State only the number of lines that include "years".
-------- Records for this exercise --------
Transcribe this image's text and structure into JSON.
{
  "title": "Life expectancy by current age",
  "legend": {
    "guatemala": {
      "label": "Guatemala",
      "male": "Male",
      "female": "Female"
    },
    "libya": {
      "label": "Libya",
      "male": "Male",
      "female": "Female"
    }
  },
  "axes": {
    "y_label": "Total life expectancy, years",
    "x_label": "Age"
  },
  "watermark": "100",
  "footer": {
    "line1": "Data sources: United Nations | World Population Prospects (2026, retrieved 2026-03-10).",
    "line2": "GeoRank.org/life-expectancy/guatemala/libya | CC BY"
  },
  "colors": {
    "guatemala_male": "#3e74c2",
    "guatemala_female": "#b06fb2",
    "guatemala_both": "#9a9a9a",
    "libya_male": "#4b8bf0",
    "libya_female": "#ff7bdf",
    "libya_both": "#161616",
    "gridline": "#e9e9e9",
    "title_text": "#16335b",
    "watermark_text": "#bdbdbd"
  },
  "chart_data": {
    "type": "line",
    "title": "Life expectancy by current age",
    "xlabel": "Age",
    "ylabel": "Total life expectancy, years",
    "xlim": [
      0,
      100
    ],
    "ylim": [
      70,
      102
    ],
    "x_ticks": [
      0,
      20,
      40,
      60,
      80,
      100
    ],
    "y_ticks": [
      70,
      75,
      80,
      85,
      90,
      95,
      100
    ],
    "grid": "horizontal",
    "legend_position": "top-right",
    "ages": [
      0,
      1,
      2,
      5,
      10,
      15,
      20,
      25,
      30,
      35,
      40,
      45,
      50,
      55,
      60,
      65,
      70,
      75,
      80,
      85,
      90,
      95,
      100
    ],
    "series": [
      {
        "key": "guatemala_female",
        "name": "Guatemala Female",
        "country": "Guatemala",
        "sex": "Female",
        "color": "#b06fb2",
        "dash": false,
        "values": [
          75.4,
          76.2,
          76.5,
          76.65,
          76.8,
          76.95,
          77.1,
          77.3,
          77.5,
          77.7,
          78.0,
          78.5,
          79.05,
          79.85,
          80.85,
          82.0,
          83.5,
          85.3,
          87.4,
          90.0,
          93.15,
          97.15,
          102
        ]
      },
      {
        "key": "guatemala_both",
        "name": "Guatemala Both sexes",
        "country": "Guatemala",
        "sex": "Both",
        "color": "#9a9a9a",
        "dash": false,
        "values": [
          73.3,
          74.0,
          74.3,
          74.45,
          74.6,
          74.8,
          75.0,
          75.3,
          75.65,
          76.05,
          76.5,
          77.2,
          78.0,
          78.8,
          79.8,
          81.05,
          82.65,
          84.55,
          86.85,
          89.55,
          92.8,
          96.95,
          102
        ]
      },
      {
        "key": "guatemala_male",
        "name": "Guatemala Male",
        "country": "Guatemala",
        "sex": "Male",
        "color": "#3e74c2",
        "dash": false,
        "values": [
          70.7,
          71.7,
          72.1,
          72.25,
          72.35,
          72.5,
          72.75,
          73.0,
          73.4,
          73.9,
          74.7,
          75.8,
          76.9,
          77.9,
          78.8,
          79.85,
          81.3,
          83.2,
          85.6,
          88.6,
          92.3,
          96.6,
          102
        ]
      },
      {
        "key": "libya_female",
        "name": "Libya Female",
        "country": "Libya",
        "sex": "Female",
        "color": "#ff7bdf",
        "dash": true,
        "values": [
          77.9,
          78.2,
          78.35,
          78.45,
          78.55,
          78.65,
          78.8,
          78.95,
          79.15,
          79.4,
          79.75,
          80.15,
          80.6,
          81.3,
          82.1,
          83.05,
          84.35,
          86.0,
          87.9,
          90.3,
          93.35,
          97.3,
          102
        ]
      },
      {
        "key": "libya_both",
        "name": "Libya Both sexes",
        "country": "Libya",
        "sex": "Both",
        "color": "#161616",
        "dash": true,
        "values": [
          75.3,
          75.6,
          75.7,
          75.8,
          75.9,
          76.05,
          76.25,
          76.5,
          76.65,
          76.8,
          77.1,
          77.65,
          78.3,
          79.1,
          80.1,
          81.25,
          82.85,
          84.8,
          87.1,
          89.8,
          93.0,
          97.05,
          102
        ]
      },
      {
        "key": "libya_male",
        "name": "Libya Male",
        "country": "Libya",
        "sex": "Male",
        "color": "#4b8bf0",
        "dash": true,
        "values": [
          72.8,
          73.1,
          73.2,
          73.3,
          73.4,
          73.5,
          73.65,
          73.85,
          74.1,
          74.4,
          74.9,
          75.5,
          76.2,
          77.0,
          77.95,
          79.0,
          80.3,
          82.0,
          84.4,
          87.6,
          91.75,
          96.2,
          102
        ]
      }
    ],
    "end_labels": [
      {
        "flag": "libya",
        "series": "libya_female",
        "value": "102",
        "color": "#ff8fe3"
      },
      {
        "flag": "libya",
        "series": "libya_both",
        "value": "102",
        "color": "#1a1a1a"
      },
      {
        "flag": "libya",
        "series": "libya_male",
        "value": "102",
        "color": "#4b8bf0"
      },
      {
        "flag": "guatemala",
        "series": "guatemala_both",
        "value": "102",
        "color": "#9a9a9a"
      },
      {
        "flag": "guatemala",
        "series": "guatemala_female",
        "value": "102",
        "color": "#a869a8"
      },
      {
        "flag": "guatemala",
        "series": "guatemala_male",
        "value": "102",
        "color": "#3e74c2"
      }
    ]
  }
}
--------
■ Task response:
2